===== ENTRIES SUPPLIED =====

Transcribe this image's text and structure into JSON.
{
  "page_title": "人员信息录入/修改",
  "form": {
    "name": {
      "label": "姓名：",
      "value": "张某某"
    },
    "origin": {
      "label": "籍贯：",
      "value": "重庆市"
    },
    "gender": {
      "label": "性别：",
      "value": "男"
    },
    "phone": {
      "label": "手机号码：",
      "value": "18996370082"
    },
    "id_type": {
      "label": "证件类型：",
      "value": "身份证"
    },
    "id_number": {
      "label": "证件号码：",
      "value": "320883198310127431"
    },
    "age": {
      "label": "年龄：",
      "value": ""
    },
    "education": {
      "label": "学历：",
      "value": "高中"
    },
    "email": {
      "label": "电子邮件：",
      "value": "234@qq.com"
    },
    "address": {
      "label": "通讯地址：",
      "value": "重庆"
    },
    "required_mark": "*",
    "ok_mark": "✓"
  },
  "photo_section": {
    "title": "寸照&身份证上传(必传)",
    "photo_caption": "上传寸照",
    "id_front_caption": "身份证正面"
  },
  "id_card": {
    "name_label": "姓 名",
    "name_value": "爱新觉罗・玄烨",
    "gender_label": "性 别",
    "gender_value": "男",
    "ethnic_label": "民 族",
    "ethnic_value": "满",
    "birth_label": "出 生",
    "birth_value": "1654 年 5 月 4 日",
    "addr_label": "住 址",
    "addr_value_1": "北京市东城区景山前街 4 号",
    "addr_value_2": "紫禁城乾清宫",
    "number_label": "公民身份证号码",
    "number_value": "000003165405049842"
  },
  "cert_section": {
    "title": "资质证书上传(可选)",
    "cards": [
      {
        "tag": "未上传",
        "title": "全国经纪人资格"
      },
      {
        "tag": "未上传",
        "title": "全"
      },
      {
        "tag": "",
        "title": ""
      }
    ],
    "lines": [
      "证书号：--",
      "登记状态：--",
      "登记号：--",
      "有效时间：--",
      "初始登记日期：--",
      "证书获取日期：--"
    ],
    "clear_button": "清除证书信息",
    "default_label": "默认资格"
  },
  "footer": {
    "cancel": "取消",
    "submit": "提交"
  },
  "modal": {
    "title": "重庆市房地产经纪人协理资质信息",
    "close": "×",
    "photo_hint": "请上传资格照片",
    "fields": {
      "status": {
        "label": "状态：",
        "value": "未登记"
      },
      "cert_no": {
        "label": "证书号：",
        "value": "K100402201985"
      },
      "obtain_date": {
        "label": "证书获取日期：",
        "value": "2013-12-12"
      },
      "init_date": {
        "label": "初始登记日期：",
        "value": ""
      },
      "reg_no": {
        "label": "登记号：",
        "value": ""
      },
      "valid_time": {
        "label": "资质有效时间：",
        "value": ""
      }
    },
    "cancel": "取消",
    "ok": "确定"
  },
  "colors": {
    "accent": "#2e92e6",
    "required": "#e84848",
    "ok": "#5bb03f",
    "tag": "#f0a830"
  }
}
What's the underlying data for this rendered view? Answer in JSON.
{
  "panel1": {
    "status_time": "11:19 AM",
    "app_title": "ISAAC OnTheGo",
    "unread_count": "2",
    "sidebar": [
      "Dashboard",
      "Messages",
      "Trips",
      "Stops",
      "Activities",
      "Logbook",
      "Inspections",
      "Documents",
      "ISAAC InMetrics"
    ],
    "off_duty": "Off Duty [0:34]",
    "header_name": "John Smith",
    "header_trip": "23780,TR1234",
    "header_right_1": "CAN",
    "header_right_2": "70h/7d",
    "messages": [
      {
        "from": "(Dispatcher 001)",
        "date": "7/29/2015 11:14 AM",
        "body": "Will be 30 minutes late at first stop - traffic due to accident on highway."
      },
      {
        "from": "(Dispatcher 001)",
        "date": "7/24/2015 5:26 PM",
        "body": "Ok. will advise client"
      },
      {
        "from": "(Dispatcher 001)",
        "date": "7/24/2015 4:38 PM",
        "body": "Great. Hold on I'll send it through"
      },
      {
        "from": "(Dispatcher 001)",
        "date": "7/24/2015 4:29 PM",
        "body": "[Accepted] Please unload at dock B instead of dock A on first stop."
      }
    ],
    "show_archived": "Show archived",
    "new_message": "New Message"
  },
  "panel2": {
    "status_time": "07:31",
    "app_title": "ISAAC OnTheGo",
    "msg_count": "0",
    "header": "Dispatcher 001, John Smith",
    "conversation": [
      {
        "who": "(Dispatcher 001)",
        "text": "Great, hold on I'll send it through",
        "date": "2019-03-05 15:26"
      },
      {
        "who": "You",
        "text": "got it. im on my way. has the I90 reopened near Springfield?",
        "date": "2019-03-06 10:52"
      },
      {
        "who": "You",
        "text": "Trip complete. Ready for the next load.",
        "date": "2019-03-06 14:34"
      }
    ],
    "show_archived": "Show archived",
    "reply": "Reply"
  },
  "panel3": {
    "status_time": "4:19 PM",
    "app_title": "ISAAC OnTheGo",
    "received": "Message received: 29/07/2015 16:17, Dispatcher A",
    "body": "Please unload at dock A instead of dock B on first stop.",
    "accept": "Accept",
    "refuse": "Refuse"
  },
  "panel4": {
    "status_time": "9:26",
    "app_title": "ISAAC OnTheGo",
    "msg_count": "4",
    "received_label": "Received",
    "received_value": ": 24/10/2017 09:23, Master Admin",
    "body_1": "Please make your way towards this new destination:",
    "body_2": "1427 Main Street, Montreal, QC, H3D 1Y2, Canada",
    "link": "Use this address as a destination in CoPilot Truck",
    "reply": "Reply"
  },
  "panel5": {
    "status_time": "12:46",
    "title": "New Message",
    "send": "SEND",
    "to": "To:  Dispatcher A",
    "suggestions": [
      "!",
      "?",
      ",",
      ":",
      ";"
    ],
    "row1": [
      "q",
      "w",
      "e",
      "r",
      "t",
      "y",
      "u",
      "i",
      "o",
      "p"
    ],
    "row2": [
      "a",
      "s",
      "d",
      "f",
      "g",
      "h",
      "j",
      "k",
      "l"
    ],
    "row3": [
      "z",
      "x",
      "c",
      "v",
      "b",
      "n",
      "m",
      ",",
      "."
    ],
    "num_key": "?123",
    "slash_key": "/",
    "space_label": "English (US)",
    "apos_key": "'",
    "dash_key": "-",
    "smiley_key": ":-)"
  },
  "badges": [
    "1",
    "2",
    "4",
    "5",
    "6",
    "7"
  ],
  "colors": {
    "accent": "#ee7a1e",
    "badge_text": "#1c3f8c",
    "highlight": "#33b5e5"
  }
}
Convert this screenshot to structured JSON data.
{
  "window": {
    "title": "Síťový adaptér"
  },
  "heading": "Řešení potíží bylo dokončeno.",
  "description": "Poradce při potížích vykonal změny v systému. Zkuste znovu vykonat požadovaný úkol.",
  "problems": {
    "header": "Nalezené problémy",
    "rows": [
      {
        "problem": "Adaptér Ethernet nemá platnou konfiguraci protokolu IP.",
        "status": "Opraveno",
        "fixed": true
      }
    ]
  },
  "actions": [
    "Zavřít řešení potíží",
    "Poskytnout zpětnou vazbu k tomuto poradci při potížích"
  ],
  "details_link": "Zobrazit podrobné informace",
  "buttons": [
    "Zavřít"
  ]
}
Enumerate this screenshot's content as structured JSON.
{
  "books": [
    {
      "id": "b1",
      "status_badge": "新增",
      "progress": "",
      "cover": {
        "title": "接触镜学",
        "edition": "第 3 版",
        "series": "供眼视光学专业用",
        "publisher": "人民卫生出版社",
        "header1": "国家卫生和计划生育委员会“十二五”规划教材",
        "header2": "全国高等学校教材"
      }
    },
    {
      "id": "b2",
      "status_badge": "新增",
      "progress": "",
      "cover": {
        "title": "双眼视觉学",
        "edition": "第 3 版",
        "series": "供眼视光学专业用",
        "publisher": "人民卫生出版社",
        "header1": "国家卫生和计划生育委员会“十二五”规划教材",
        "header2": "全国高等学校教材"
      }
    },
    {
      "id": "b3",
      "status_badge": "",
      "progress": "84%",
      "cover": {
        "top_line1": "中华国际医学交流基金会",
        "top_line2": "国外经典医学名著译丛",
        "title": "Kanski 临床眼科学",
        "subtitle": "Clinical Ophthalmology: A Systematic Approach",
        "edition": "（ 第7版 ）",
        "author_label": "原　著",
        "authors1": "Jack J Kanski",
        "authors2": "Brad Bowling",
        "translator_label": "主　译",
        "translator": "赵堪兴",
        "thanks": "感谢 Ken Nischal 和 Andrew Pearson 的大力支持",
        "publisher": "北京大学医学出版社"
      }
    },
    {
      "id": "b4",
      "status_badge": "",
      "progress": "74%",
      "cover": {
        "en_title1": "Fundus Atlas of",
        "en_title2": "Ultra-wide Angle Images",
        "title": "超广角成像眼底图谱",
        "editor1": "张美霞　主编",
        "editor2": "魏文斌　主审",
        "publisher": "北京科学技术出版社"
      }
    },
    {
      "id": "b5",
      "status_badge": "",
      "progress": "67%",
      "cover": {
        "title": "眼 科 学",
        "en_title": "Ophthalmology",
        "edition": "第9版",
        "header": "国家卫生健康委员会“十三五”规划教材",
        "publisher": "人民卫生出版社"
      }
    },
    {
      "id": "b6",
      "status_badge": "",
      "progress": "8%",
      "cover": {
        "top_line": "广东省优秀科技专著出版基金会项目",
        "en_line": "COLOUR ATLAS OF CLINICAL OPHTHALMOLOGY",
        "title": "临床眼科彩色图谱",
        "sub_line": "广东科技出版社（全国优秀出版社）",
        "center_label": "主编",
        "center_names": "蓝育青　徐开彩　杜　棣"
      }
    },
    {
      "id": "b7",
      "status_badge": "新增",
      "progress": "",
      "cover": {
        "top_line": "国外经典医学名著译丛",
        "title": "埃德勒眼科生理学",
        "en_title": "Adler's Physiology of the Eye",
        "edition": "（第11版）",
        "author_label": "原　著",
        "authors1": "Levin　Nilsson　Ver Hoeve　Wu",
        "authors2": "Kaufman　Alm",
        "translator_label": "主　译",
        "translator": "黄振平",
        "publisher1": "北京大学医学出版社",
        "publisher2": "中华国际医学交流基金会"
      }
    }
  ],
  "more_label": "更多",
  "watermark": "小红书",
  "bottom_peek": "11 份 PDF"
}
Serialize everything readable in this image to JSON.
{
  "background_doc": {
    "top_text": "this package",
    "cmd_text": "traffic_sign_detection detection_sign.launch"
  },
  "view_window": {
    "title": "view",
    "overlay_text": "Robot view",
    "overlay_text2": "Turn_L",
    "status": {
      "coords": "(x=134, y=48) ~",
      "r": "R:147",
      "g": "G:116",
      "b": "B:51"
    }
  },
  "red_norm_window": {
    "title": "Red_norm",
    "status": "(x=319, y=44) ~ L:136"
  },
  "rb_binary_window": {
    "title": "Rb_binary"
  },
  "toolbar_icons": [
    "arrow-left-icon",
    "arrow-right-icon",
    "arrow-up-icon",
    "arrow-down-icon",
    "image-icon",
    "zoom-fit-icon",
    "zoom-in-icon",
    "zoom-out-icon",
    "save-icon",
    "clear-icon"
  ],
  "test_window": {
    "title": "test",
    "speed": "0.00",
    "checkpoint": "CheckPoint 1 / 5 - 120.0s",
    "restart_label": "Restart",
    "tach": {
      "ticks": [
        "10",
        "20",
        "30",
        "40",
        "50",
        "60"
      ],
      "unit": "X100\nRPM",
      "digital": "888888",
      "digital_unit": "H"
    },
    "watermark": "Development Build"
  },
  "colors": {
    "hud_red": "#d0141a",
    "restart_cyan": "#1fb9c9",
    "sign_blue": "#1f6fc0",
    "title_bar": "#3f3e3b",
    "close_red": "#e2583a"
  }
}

=====

Pick out the lines containing the string "data".

**THE RESULT:**
What's the underlying data for this rendered view? Answer in JSON.
Convert this screenshot to structured JSON data.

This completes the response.